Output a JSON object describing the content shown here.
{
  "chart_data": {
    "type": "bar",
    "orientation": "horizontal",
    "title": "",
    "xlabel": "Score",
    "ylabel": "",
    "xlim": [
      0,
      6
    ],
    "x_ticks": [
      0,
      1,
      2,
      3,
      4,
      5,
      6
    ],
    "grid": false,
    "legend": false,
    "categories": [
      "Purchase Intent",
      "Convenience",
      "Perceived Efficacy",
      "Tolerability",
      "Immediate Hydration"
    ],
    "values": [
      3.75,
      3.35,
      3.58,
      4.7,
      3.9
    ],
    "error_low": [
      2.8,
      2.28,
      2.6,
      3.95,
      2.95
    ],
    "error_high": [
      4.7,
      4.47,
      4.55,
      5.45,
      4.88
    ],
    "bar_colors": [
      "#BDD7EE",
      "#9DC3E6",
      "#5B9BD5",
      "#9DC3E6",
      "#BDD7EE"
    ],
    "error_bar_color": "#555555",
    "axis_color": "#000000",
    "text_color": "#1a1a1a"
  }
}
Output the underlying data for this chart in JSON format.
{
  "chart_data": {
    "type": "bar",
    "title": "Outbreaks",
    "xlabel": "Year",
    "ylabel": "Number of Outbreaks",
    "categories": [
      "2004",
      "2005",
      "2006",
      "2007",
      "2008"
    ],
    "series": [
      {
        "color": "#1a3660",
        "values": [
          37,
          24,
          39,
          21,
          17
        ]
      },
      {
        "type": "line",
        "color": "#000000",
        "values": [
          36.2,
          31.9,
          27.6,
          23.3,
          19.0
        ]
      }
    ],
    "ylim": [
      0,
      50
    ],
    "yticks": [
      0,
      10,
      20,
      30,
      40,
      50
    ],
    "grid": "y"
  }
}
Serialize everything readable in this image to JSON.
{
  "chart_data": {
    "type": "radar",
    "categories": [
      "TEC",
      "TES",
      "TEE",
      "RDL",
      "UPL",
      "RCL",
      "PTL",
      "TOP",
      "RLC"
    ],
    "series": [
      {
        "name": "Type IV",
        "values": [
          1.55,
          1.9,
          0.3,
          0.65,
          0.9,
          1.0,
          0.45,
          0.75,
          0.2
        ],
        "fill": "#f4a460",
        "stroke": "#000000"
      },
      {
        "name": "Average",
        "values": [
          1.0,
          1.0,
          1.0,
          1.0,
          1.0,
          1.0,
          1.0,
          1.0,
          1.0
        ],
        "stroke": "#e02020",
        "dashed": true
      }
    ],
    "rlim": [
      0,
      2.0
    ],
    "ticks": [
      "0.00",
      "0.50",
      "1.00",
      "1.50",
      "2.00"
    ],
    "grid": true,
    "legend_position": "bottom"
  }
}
= = = = =
• Stated exercise: Search the lines above for the string "Output", then show every one that has it.

• Solution to this task:
Output a JSON object describing the content shown here.
Output the underlying data for this chart in JSON format.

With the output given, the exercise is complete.